OBJECTIVE> Copy the lines that follow, keeping every character the same.

THE DATA>
((

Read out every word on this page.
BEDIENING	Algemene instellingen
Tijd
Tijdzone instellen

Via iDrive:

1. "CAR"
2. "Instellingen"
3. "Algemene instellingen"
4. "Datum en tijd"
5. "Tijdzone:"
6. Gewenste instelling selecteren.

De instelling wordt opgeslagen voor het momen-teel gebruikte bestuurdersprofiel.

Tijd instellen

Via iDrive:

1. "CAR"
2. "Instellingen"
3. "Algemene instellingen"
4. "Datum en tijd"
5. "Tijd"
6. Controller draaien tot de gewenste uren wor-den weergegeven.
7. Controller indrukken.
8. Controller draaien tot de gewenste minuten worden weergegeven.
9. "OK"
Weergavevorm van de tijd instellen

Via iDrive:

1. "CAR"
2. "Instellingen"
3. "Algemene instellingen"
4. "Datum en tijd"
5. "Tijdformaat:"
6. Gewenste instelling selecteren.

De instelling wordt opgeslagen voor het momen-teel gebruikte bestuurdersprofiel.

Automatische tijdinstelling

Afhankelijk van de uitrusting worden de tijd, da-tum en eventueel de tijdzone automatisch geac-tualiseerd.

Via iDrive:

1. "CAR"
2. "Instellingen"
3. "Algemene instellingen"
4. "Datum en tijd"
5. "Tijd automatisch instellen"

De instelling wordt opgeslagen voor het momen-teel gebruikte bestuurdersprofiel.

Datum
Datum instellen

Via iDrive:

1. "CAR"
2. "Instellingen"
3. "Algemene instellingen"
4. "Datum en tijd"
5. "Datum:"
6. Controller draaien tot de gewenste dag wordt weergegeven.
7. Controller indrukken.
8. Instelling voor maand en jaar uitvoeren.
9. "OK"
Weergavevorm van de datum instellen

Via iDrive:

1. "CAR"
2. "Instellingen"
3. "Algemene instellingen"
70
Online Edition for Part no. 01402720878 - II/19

))

OUTPUT BELOW>
Read out every word on this page.
BEDIENING	Algemene instellingen
Tijd
Tijdzone instellen

Via iDrive:

1. "CAR"
2. "Instellingen"
3. "Algemene instellingen"
4. "Datum en tijd"
5. "Tijdzone:"
6. Gewenste instelling selecteren.

De instelling wordt opgeslagen voor het momen-teel gebruikte bestuurdersprofiel.

Tijd instellen

Via iDrive:

1. "CAR"
2. "Instellingen"
3. "Algemene instellingen"
4. "Datum en tijd"
5. "Tijd"
6. Controller draaien tot de gewenste uren wor-den weergegeven.
7. Controller indrukken.
8. Controller draaien tot de gewenste minuten worden weergegeven.
9. "OK"
Weergavevorm van de tijd instellen

Via iDrive:

1. "CAR"
2. "Instellingen"
3. "Algemene instellingen"
4. "Datum en tijd"
5. "Tijdformaat:"
6. Gewenste instelling selecteren.

De instelling wordt opgeslagen voor het momen-teel gebruikte bestuurdersprofiel.

Automatische tijdinstelling

Afhankelijk van de uitrusting worden de tijd, da-tum en eventueel de tijdzone automatisch geac-tualiseerd.

Via iDrive:

1. "CAR"
2. "Instellingen"
3. "Algemene instellingen"
4. "Datum en tijd"
5. "Tijd automatisch instellen"

De instelling wordt opgeslagen voor het momen-teel gebruikte bestuurdersprofiel.

Datum
Datum instellen

Via iDrive:

1. "CAR"
2. "Instellingen"
3. "Algemene instellingen"
4. "Datum en tijd"
5. "Datum:"
6. Controller draaien tot de gewenste dag wordt weergegeven.
7. Controller indrukken.
8. Instelling voor maand en jaar uitvoeren.
9. "OK"
Weergavevorm van de datum instellen

Via iDrive:

1. "CAR"
2. "Instellingen"
3. "Algemene instellingen"
70
Online Edition for Part no. 01402720878 - II/19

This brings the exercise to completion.